-- Directions for this task --
If a line of the data below contains the string "Traumata", count it, then state the total alone.

── Material for the task ──

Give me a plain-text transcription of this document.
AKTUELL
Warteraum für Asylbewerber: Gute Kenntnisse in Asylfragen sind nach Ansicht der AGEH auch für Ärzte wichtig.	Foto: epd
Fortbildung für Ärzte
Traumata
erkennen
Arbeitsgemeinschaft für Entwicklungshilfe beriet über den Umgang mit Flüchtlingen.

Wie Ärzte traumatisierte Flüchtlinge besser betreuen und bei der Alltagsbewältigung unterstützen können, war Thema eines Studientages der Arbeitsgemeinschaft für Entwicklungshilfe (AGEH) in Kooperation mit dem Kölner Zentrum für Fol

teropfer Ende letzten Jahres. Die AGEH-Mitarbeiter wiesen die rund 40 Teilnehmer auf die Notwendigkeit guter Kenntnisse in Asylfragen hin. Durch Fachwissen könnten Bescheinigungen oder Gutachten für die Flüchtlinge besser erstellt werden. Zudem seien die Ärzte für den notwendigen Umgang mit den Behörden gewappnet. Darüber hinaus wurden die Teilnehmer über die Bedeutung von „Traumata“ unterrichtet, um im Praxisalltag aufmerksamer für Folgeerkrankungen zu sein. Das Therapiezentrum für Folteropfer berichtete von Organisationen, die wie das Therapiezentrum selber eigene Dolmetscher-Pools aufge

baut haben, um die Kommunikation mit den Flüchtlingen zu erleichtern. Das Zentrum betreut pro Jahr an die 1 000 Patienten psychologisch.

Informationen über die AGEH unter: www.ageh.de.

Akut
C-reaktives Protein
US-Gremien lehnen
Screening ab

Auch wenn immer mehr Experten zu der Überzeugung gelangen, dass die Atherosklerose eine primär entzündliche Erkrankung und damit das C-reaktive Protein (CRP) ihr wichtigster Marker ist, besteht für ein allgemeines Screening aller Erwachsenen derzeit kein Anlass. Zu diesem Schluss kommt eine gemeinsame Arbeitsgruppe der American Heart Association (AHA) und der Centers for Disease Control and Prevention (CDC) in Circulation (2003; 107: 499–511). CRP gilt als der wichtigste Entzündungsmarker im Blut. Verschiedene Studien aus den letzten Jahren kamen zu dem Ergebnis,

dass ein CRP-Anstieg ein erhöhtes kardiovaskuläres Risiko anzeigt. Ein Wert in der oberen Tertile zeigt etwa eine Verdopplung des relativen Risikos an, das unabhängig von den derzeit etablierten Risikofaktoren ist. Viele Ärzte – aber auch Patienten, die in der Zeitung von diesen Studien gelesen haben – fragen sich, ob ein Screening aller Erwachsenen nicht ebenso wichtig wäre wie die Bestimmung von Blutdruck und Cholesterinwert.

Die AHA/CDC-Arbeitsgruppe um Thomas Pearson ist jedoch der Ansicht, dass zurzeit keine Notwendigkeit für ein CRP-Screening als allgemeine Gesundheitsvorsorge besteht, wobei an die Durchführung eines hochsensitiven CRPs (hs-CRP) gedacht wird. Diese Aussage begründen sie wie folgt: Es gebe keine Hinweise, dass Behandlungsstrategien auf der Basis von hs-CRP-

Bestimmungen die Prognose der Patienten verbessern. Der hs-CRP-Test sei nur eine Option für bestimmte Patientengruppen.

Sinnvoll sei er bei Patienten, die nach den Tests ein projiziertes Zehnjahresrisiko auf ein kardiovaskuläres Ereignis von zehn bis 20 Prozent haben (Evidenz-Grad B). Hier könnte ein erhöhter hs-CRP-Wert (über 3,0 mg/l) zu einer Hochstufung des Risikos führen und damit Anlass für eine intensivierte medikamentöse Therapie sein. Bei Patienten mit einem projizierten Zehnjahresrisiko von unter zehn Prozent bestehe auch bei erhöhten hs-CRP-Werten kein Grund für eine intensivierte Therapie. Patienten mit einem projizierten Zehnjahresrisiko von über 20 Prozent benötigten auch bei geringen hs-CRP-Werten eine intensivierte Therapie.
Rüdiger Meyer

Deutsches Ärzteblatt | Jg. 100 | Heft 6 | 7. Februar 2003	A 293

───

-- Answer for the task --
2